Supplied data:
_____
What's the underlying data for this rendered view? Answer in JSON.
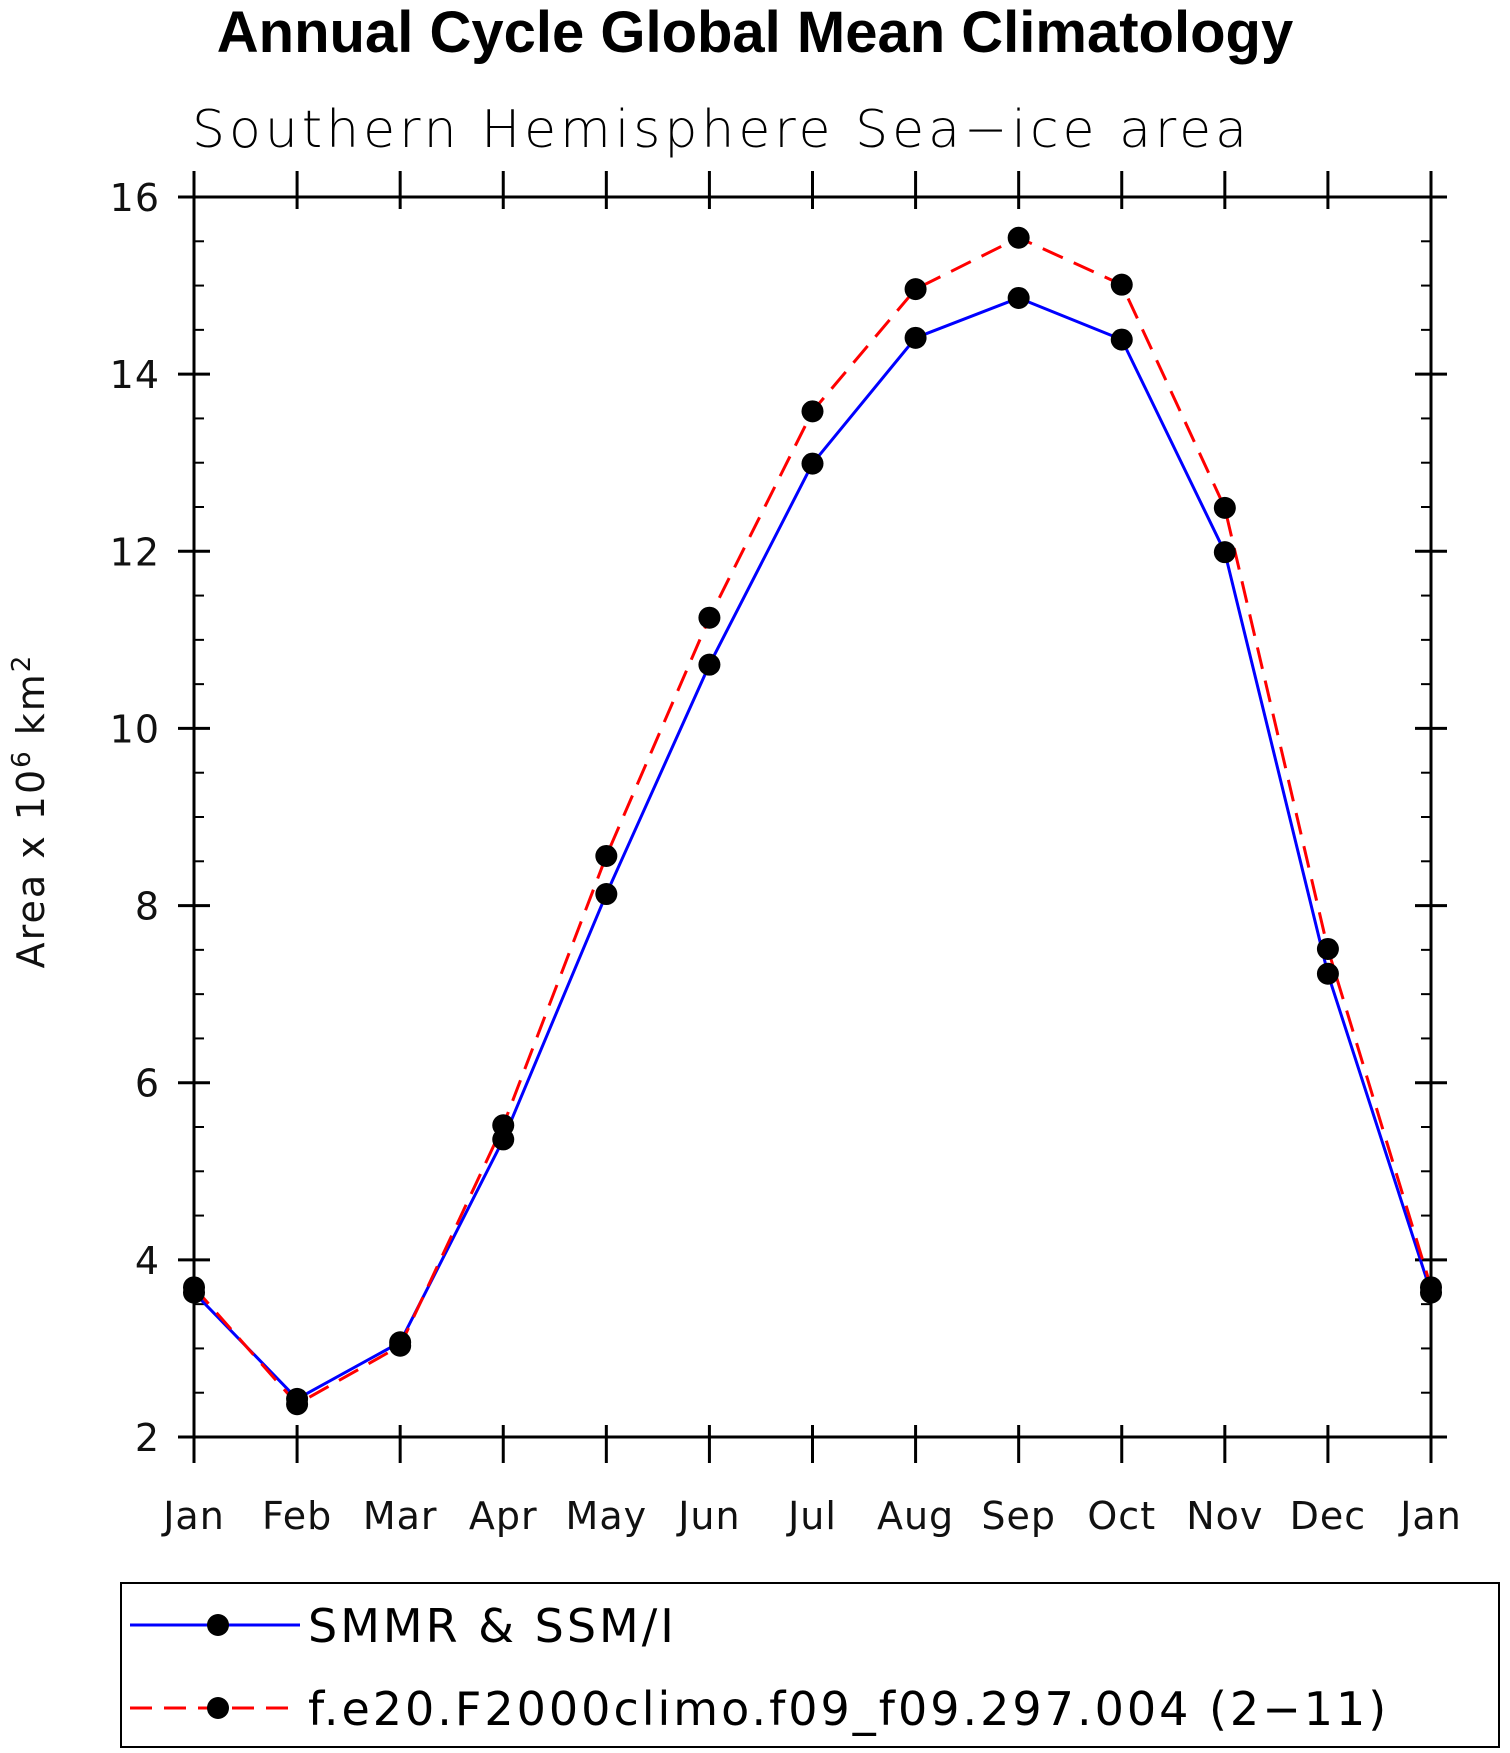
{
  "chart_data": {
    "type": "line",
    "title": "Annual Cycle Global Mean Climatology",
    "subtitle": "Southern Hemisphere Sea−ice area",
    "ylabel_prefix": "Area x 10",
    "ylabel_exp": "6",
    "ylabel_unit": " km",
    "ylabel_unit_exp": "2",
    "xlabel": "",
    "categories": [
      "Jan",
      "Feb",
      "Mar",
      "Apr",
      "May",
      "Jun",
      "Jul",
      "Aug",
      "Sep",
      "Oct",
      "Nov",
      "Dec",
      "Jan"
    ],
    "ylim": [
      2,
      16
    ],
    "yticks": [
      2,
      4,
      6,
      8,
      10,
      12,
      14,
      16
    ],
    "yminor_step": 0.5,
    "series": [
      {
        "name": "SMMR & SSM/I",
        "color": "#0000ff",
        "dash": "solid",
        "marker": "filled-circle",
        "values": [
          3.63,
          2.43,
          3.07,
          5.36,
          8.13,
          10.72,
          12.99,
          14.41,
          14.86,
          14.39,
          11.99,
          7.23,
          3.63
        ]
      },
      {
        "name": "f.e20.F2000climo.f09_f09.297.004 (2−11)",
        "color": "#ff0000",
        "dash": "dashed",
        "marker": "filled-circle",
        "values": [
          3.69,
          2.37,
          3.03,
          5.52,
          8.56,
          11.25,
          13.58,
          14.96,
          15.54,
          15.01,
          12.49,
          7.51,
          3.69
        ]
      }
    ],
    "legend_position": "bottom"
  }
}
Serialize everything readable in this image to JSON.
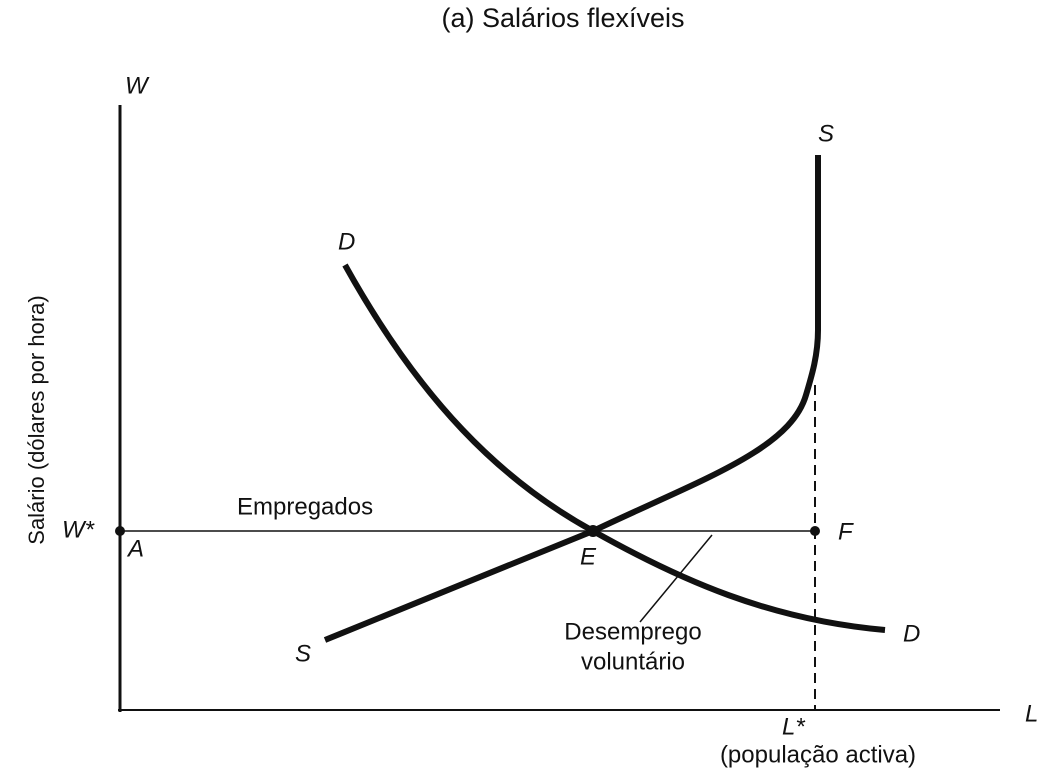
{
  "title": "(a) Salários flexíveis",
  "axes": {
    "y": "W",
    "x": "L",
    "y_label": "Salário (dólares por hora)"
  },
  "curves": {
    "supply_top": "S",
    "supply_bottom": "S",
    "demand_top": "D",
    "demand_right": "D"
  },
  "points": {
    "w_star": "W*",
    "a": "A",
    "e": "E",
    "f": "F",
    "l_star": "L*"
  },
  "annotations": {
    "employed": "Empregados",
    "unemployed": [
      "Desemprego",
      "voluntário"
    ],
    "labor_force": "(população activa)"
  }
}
_____
What to work on: Omit every image. Quote each record exactly.

Solution to this problem:
What's the underlying data for this rendered view? Answer in JSON.
{
  "chart_data": {
    "type": "line",
    "title": "Annual Cycle Global Mean Climatology",
    "subtitle": "Southern Hemisphere Sea−ice area",
    "ylabel_prefix": "Area x 10",
    "ylabel_exp": "6",
    "ylabel_unit": " km",
    "ylabel_unit_exp": "2",
    "xlabel": "",
    "categories": [
      "Jan",
      "Feb",
      "Mar",
      "Apr",
      "May",
      "Jun",
      "Jul",
      "Aug",
      "Sep",
      "Oct",
      "Nov",
      "Dec",
      "Jan"
    ],
    "ylim": [
      2,
      16
    ],
    "yticks": [
      2,
      4,
      6,
      8,
      10,
      12,
      14,
      16
    ],
    "yminor_step": 0.5,
    "series": [
      {
        "name": "SMMR & SSM/I",
        "color": "#0000ff",
        "dash": "solid",
        "marker": "filled-circle",
        "values": [
          3.63,
          2.43,
          3.07,
          5.36,
          8.13,
          10.72,
          12.99,
          14.41,
          14.86,
          14.39,
          11.99,
          7.23,
          3.63
        ]
      },
      {
        "name": "f.e20.F2000climo.f09_f09.297.004 (2−11)",
        "color": "#ff0000",
        "dash": "dashed",
        "marker": "filled-circle",
        "values": [
          3.69,
          2.37,
          3.03,
          5.52,
          8.56,
          11.25,
          13.58,
          14.96,
          15.54,
          15.01,
          12.49,
          7.51,
          3.69
        ]
      }
    ],
    "legend_position": "bottom"
  }
}
Serialize everything readable in this image to JSON.
{
  "title": "(a) Salários flexíveis",
  "axes": {
    "y": "W",
    "x": "L",
    "y_label": "Salário (dólares por hora)"
  },
  "curves": {
    "supply_top": "S",
    "supply_bottom": "S",
    "demand_top": "D",
    "demand_right": "D"
  },
  "points": {
    "w_star": "W*",
    "a": "A",
    "e": "E",
    "f": "F",
    "l_star": "L*"
  },
  "annotations": {
    "employed": "Empregados",
    "unemployed": [
      "Desemprego",
      "voluntário"
    ],
    "labor_force": "(população activa)"
  }
}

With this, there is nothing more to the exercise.